Annotated region listings:
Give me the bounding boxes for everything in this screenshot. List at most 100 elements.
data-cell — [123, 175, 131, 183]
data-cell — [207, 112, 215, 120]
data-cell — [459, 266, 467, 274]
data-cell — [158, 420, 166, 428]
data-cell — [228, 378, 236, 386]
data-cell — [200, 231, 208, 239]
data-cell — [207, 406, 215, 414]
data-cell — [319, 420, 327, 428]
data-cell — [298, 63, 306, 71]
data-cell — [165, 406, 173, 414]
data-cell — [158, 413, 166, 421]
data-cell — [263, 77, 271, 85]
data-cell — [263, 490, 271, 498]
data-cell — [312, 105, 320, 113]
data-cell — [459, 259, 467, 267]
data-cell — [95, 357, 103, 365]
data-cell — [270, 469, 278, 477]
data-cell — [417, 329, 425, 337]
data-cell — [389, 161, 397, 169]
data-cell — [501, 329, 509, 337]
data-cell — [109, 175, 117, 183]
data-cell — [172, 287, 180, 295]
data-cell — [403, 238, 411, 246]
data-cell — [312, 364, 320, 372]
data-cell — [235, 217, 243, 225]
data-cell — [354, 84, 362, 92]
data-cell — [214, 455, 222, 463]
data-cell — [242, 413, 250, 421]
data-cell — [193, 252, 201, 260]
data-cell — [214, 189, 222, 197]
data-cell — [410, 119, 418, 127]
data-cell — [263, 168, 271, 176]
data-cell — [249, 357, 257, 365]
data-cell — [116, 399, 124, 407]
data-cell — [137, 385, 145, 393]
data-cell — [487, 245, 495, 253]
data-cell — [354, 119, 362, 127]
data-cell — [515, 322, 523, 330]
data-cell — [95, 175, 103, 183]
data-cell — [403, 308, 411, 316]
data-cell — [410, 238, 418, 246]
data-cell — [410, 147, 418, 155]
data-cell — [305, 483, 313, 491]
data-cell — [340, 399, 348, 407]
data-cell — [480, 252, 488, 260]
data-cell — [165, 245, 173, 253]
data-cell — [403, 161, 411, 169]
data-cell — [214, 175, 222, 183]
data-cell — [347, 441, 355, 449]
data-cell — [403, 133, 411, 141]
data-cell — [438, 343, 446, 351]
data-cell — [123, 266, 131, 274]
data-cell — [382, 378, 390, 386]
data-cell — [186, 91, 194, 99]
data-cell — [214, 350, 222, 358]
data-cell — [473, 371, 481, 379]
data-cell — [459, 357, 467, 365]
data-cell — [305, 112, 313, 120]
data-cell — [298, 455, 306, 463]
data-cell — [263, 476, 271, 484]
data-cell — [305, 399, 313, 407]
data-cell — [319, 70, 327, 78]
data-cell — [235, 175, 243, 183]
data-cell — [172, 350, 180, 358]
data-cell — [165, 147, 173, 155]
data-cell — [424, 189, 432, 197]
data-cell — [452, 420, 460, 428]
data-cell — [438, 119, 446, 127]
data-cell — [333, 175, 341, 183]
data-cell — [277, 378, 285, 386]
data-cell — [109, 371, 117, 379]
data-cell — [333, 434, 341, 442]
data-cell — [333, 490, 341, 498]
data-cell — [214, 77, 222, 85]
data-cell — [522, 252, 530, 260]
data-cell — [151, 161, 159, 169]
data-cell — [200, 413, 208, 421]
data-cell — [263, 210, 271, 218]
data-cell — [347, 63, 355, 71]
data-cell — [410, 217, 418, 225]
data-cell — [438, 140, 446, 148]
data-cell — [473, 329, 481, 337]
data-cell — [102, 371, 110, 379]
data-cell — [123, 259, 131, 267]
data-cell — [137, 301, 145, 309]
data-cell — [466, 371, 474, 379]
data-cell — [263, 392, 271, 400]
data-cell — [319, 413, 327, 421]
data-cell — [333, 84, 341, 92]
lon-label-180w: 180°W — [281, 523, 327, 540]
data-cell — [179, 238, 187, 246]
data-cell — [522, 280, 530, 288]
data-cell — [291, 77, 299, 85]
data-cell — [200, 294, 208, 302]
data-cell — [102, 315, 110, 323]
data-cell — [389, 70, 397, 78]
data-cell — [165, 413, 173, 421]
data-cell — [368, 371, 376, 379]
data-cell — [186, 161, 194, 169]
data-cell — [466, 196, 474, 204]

Written instruction: Render every line of the records above as a JSON list of strings, with one string per line and any blank lines omitted.

Answer:
[
  "Give me the bounding boxes for everything in this screenshot. List at most 100 elements.",
  "data-cell — [123, 175, 131, 183]",
  "data-cell — [207, 112, 215, 120]",
  "data-cell — [459, 266, 467, 274]",
  "data-cell — [158, 420, 166, 428]",
  "data-cell — [228, 378, 236, 386]",
  "data-cell — [200, 231, 208, 239]",
  "data-cell — [207, 406, 215, 414]",
  "data-cell — [319, 420, 327, 428]",
  "data-cell — [298, 63, 306, 71]",
  "data-cell — [165, 406, 173, 414]",
  "data-cell — [158, 413, 166, 421]",
  "data-cell — [263, 77, 271, 85]",
  "data-cell — [263, 490, 271, 498]",
  "data-cell — [312, 105, 320, 113]",
  "data-cell — [459, 259, 467, 267]",
  "data-cell — [95, 357, 103, 365]",
  "data-cell — [270, 469, 278, 477]",
  "data-cell — [417, 329, 425, 337]",
  "data-cell — [389, 161, 397, 169]",
  "data-cell — [501, 329, 509, 337]",
  "data-cell — [109, 175, 117, 183]",
  "data-cell — [172, 287, 180, 295]",
  "data-cell — [403, 238, 411, 246]",
  "data-cell — [312, 364, 320, 372]",
  "data-cell — [235, 217, 243, 225]",
  "data-cell — [354, 84, 362, 92]",
  "data-cell — [214, 455, 222, 463]",
  "data-cell — [242, 413, 250, 421]",
  "data-cell — [193, 252, 201, 260]",
  "data-cell — [214, 189, 222, 197]",
  "data-cell — [410, 119, 418, 127]",
  "data-cell — [263, 168, 271, 176]",
  "data-cell — [249, 357, 257, 365]",
  "data-cell — [116, 399, 124, 407]",
  "data-cell — [137, 385, 145, 393]",
  "data-cell — [487, 245, 495, 253]",
  "data-cell — [354, 119, 362, 127]",
  "data-cell — [515, 322, 523, 330]",
  "data-cell — [95, 175, 103, 183]",
  "data-cell — [403, 308, 411, 316]",
  "data-cell — [410, 238, 418, 246]",
  "data-cell — [410, 147, 418, 155]",
  "data-cell — [305, 483, 313, 491]",
  "data-cell — [340, 399, 348, 407]",
  "data-cell — [480, 252, 488, 260]",
  "data-cell — [165, 245, 173, 253]",
  "data-cell — [403, 161, 411, 169]",
  "data-cell — [214, 175, 222, 183]",
  "data-cell — [347, 441, 355, 449]",
  "data-cell — [403, 133, 411, 141]",
  "data-cell — [438, 343, 446, 351]",
  "data-cell — [123, 266, 131, 274]",
  "data-cell — [382, 378, 390, 386]",
  "data-cell — [186, 91, 194, 99]",
  "data-cell — [214, 350, 222, 358]",
  "data-cell — [473, 371, 481, 379]",
  "data-cell — [459, 357, 467, 365]",
  "data-cell — [305, 112, 313, 120]",
  "data-cell — [298, 455, 306, 463]",
  "data-cell — [263, 476, 271, 484]",
  "data-cell — [305, 399, 313, 407]",
  "data-cell — [319, 70, 327, 78]",
  "data-cell — [235, 175, 243, 183]",
  "data-cell — [172, 350, 180, 358]",
  "data-cell — [165, 147, 173, 155]",
  "data-cell — [424, 189, 432, 197]",
  "data-cell — [452, 420, 460, 428]",
  "data-cell — [438, 119, 446, 127]",
  "data-cell — [333, 175, 341, 183]",
  "data-cell — [277, 378, 285, 386]",
  "data-cell — [109, 371, 117, 379]",
  "data-cell — [333, 434, 341, 442]",
  "data-cell — [333, 490, 341, 498]",
  "data-cell — [214, 77, 222, 85]",
  "data-cell — [522, 252, 530, 260]",
  "data-cell — [151, 161, 159, 169]",
  "data-cell — [200, 413, 208, 421]",
  "data-cell — [263, 210, 271, 218]",
  "data-cell — [347, 63, 355, 71]",
  "data-cell — [410, 217, 418, 225]",
  "data-cell — [438, 140, 446, 148]",
  "data-cell — [473, 329, 481, 337]",
  "data-cell — [102, 371, 110, 379]",
  "data-cell — [123, 259, 131, 267]",
  "data-cell — [137, 301, 145, 309]",
  "data-cell — [466, 371, 474, 379]",
  "data-cell — [263, 392, 271, 400]",
  "data-cell — [319, 413, 327, 421]",
  "data-cell — [333, 84, 341, 92]",
  "lon-label-180w: 180°W — [281, 523, 327, 540]",
  "data-cell — [179, 238, 187, 246]",
  "data-cell — [522, 280, 530, 288]",
  "data-cell — [291, 77, 299, 85]",
  "data-cell — [200, 294, 208, 302]",
  "data-cell — [102, 315, 110, 323]",
  "data-cell — [389, 70, 397, 78]",
  "data-cell — [165, 413, 173, 421]",
  "data-cell — [368, 371, 376, 379]",
  "data-cell — [186, 161, 194, 169]",
  "data-cell — [466, 196, 474, 204]"
]